● **Job**
Return the listing below word for word.

● **Records from a collection of figures**
+++

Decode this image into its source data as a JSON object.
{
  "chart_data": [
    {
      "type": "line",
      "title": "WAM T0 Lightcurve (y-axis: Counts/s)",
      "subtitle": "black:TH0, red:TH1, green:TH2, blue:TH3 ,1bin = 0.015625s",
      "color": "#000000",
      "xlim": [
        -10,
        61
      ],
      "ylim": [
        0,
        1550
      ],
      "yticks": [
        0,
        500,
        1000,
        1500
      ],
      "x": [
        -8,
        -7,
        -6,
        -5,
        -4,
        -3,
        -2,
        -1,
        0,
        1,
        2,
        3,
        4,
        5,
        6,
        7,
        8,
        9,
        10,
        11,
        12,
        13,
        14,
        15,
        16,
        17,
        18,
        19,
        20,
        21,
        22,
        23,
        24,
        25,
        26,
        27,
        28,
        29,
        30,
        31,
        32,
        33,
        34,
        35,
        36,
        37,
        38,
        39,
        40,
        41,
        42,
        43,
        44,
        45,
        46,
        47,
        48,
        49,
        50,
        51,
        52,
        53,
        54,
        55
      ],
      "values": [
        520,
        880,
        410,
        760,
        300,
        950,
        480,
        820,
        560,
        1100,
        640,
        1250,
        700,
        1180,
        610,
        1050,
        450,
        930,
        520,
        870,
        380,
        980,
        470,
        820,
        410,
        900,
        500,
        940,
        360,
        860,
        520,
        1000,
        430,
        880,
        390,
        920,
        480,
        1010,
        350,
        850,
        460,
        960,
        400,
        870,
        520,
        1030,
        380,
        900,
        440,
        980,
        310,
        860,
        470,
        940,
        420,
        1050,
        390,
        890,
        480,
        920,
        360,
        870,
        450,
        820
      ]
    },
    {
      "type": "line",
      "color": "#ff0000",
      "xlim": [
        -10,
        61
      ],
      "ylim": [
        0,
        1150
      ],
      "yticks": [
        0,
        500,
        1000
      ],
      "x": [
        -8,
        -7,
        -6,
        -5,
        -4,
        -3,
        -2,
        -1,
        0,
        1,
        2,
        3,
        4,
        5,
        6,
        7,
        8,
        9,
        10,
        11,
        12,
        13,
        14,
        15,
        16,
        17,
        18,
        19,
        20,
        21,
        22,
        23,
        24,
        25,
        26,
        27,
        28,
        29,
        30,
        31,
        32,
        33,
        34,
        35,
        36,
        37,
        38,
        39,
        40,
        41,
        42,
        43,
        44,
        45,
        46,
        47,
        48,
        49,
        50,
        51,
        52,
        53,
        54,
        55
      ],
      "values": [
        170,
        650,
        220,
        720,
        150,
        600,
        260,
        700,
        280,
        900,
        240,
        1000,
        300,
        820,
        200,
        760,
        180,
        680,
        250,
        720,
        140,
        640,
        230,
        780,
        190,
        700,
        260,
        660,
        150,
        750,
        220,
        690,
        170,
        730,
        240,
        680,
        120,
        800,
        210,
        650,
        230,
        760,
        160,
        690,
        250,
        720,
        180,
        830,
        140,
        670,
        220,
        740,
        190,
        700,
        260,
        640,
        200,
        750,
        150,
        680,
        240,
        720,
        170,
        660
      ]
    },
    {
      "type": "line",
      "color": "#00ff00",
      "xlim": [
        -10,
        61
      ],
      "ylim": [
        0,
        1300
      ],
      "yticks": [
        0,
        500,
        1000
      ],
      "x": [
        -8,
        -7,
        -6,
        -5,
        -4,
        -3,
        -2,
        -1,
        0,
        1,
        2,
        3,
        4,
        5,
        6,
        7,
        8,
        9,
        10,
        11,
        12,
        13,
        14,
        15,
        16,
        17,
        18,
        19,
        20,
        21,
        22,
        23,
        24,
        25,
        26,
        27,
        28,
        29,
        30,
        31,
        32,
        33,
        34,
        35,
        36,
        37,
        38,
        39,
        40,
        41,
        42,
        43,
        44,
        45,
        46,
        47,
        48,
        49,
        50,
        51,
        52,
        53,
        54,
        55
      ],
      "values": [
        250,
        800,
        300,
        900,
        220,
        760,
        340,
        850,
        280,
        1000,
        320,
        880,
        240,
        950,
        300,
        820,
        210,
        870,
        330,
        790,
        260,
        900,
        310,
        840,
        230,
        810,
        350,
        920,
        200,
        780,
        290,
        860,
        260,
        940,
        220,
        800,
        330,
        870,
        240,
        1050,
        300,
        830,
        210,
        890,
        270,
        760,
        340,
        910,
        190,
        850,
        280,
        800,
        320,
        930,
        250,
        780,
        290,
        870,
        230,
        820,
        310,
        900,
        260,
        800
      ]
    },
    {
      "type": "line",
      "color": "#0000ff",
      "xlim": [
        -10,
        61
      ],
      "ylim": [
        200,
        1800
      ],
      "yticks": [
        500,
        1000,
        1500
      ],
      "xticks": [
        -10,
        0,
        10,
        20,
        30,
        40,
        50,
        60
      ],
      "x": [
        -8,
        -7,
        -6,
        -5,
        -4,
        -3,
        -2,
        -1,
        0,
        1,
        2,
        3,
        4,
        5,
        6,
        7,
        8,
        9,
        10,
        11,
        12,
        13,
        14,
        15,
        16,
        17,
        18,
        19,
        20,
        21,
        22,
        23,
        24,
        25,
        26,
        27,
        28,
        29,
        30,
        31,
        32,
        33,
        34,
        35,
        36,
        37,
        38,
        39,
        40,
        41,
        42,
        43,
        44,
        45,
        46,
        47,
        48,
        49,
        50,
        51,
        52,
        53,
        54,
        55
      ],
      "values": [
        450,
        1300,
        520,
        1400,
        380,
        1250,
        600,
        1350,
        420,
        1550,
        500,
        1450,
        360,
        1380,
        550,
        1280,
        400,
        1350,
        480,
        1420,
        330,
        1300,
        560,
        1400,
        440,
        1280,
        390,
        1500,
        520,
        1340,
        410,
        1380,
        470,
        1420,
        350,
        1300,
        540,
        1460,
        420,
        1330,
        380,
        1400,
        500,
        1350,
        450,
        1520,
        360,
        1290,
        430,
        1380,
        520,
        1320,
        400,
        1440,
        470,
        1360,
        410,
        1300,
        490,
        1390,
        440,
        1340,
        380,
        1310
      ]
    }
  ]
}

+++

● **Exercise solution**
Decode this image into its source data as a JSON object.
{
  "chart_data": [
    {
      "type": "line",
      "title": "WAM T0 Lightcurve (y-axis: Counts/s)",
      "subtitle": "black:TH0, red:TH1, green:TH2, blue:TH3 ,1bin = 0.015625s",
      "color": "#000000",
      "xlim": [
        -10,
        61
      ],
      "ylim": [
        0,
        1550
      ],
      "yticks": [
        0,
        500,
        1000,
        1500
      ],
      "x": [
        -8,
        -7,
        -6,
        -5,
        -4,
        -3,
        -2,
        -1,
        0,
        1,
        2,
        3,
        4,
        5,
        6,
        7,
        8,
        9,
        10,
        11,
        12,
        13,
        14,
        15,
        16,
        17,
        18,
        19,
        20,
        21,
        22,
        23,
        24,
        25,
        26,
        27,
        28,
        29,
        30,
        31,
        32,
        33,
        34,
        35,
        36,
        37,
        38,
        39,
        40,
        41,
        42,
        43,
        44,
        45,
        46,
        47,
        48,
        49,
        50,
        51,
        52,
        53,
        54,
        55
      ],
      "values": [
        520,
        880,
        410,
        760,
        300,
        950,
        480,
        820,
        560,
        1100,
        640,
        1250,
        700,
        1180,
        610,
        1050,
        450,
        930,
        520,
        870,
        380,
        980,
        470,
        820,
        410,
        900,
        500,
        940,
        360,
        860,
        520,
        1000,
        430,
        880,
        390,
        920,
        480,
        1010,
        350,
        850,
        460,
        960,
        400,
        870,
        520,
        1030,
        380,
        900,
        440,
        980,
        310,
        860,
        470,
        940,
        420,
        1050,
        390,
        890,
        480,
        920,
        360,
        870,
        450,
        820
      ]
    },
    {
      "type": "line",
      "color": "#ff0000",
      "xlim": [
        -10,
        61
      ],
      "ylim": [
        0,
        1150
      ],
      "yticks": [
        0,
        500,
        1000
      ],
      "x": [
        -8,
        -7,
        -6,
        -5,
        -4,
        -3,
        -2,
        -1,
        0,
        1,
        2,
        3,
        4,
        5,
        6,
        7,
        8,
        9,
        10,
        11,
        12,
        13,
        14,
        15,
        16,
        17,
        18,
        19,
        20,
        21,
        22,
        23,
        24,
        25,
        26,
        27,
        28,
        29,
        30,
        31,
        32,
        33,
        34,
        35,
        36,
        37,
        38,
        39,
        40,
        41,
        42,
        43,
        44,
        45,
        46,
        47,
        48,
        49,
        50,
        51,
        52,
        53,
        54,
        55
      ],
      "values": [
        170,
        650,
        220,
        720,
        150,
        600,
        260,
        700,
        280,
        900,
        240,
        1000,
        300,
        820,
        200,
        760,
        180,
        680,
        250,
        720,
        140,
        640,
        230,
        780,
        190,
        700,
        260,
        660,
        150,
        750,
        220,
        690,
        170,
        730,
        240,
        680,
        120,
        800,
        210,
        650,
        230,
        760,
        160,
        690,
        250,
        720,
        180,
        830,
        140,
        670,
        220,
        740,
        190,
        700,
        260,
        640,
        200,
        750,
        150,
        680,
        240,
        720,
        170,
        660
      ]
    },
    {
      "type": "line",
      "color": "#00ff00",
      "xlim": [
        -10,
        61
      ],
      "ylim": [
        0,
        1300
      ],
      "yticks": [
        0,
        500,
        1000
      ],
      "x": [
        -8,
        -7,
        -6,
        -5,
        -4,
        -3,
        -2,
        -1,
        0,
        1,
        2,
        3,
        4,
        5,
        6,
        7,
        8,
        9,
        10,
        11,
        12,
        13,
        14,
        15,
        16,
        17,
        18,
        19,
        20,
        21,
        22,
        23,
        24,
        25,
        26,
        27,
        28,
        29,
        30,
        31,
        32,
        33,
        34,
        35,
        36,
        37,
        38,
        39,
        40,
        41,
        42,
        43,
        44,
        45,
        46,
        47,
        48,
        49,
        50,
        51,
        52,
        53,
        54,
        55
      ],
      "values": [
        250,
        800,
        300,
        900,
        220,
        760,
        340,
        850,
        280,
        1000,
        320,
        880,
        240,
        950,
        300,
        820,
        210,
        870,
        330,
        790,
        260,
        900,
        310,
        840,
        230,
        810,
        350,
        920,
        200,
        780,
        290,
        860,
        260,
        940,
        220,
        800,
        330,
        870,
        240,
        1050,
        300,
        830,
        210,
        890,
        270,
        760,
        340,
        910,
        190,
        850,
        280,
        800,
        320,
        930,
        250,
        780,
        290,
        870,
        230,
        820,
        310,
        900,
        260,
        800
      ]
    },
    {
      "type": "line",
      "color": "#0000ff",
      "xlim": [
        -10,
        61
      ],
      "ylim": [
        200,
        1800
      ],
      "yticks": [
        500,
        1000,
        1500
      ],
      "xticks": [
        -10,
        0,
        10,
        20,
        30,
        40,
        50,
        60
      ],
      "x": [
        -8,
        -7,
        -6,
        -5,
        -4,
        -3,
        -2,
        -1,
        0,
        1,
        2,
        3,
        4,
        5,
        6,
        7,
        8,
        9,
        10,
        11,
        12,
        13,
        14,
        15,
        16,
        17,
        18,
        19,
        20,
        21,
        22,
        23,
        24,
        25,
        26,
        27,
        28,
        29,
        30,
        31,
        32,
        33,
        34,
        35,
        36,
        37,
        38,
        39,
        40,
        41,
        42,
        43,
        44,
        45,
        46,
        47,
        48,
        49,
        50,
        51,
        52,
        53,
        54,
        55
      ],
      "values": [
        450,
        1300,
        520,
        1400,
        380,
        1250,
        600,
        1350,
        420,
        1550,
        500,
        1450,
        360,
        1380,
        550,
        1280,
        400,
        1350,
        480,
        1420,
        330,
        1300,
        560,
        1400,
        440,
        1280,
        390,
        1500,
        520,
        1340,
        410,
        1380,
        470,
        1420,
        350,
        1300,
        540,
        1460,
        420,
        1330,
        380,
        1400,
        500,
        1350,
        450,
        1520,
        360,
        1290,
        430,
        1380,
        520,
        1320,
        400,
        1440,
        470,
        1360,
        410,
        1300,
        490,
        1390,
        440,
        1340,
        380,
        1310
      ]
    }
  ]
}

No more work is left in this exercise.